##### PROVIDED MATERIAL

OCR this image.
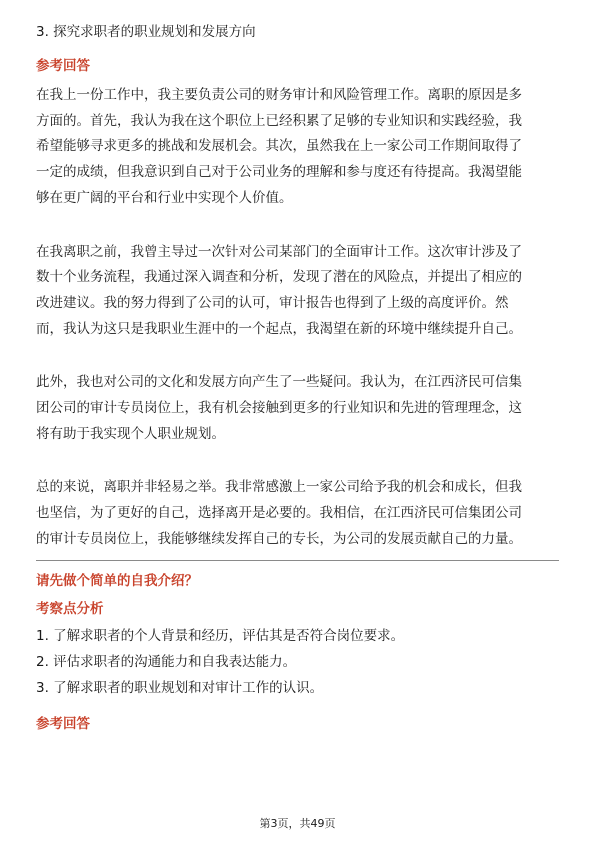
3. 探究求职者的职业规划和发展方向

参考回答

在我上一份工作中，我主要负责公司的财务审计和风险管理工作。离职的原因是多

方面的。首先，我认为我在这个职位上已经积累了足够的专业知识和实践经验，我

希望能够寻求更多的挑战和发展机会。其次，虽然我在上一家公司工作期间取得了

一定的成绩，但我意识到自己对于公司业务的理解和参与度还有待提高。我渴望能

够在更广阔的平台和行业中实现个人价值。

在我离职之前，我曾主导过一次针对公司某部门的全面审计工作。这次审计涉及了

数十个业务流程，我通过深入调查和分析，发现了潜在的风险点，并提出了相应的

改进建议。我的努力得到了公司的认可，审计报告也得到了上级的高度评价。然

而，我认为这只是我职业生涯中的一个起点，我渴望在新的环境中继续提升自己。

此外，我也对公司的文化和发展方向产生了一些疑问。我认为，在江西济民可信集

团公司的审计专员岗位上，我有机会接触到更多的行业知识和先进的管理理念，这

将有助于我实现个人职业规划。

总的来说，离职并非轻易之举。我非常感激上一家公司给予我的机会和成长，但我

也坚信，为了更好的自己，选择离开是必要的。我相信，在江西济民可信集团公司

的审计专员岗位上，我能够继续发挥自己的专长，为公司的发展贡献自己的力量。

请先做个简单的自我介绍？

考察点分析

1. 了解求职者的个人背景和经历，评估其是否符合岗位要求。

2. 评估求职者的沟通能力和自我表达能力。

3. 了解求职者的职业规划和对审计工作的认识。

参考回答

第3页，共49页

##########

| AIM OF THE EXERCISE |
Working from the material above, transcribe it exactly while omitting pictures.

| EXPECTED ANSWER |
OCR this image.
3. 探究求职者的职业规划和发展方向

参考回答

在我上一份工作中，我主要负责公司的财务审计和风险管理工作。离职的原因是多

方面的。首先，我认为我在这个职位上已经积累了足够的专业知识和实践经验，我

希望能够寻求更多的挑战和发展机会。其次，虽然我在上一家公司工作期间取得了

一定的成绩，但我意识到自己对于公司业务的理解和参与度还有待提高。我渴望能

够在更广阔的平台和行业中实现个人价值。

在我离职之前，我曾主导过一次针对公司某部门的全面审计工作。这次审计涉及了

数十个业务流程，我通过深入调查和分析，发现了潜在的风险点，并提出了相应的

改进建议。我的努力得到了公司的认可，审计报告也得到了上级的高度评价。然

而，我认为这只是我职业生涯中的一个起点，我渴望在新的环境中继续提升自己。

此外，我也对公司的文化和发展方向产生了一些疑问。我认为，在江西济民可信集

团公司的审计专员岗位上，我有机会接触到更多的行业知识和先进的管理理念，这

将有助于我实现个人职业规划。

总的来说，离职并非轻易之举。我非常感激上一家公司给予我的机会和成长，但我

也坚信，为了更好的自己，选择离开是必要的。我相信，在江西济民可信集团公司

的审计专员岗位上，我能够继续发挥自己的专长，为公司的发展贡献自己的力量。

请先做个简单的自我介绍？

考察点分析

1. 了解求职者的个人背景和经历，评估其是否符合岗位要求。

2. 评估求职者的沟通能力和自我表达能力。

3. 了解求职者的职业规划和对审计工作的认识。

参考回答

第3页，共49页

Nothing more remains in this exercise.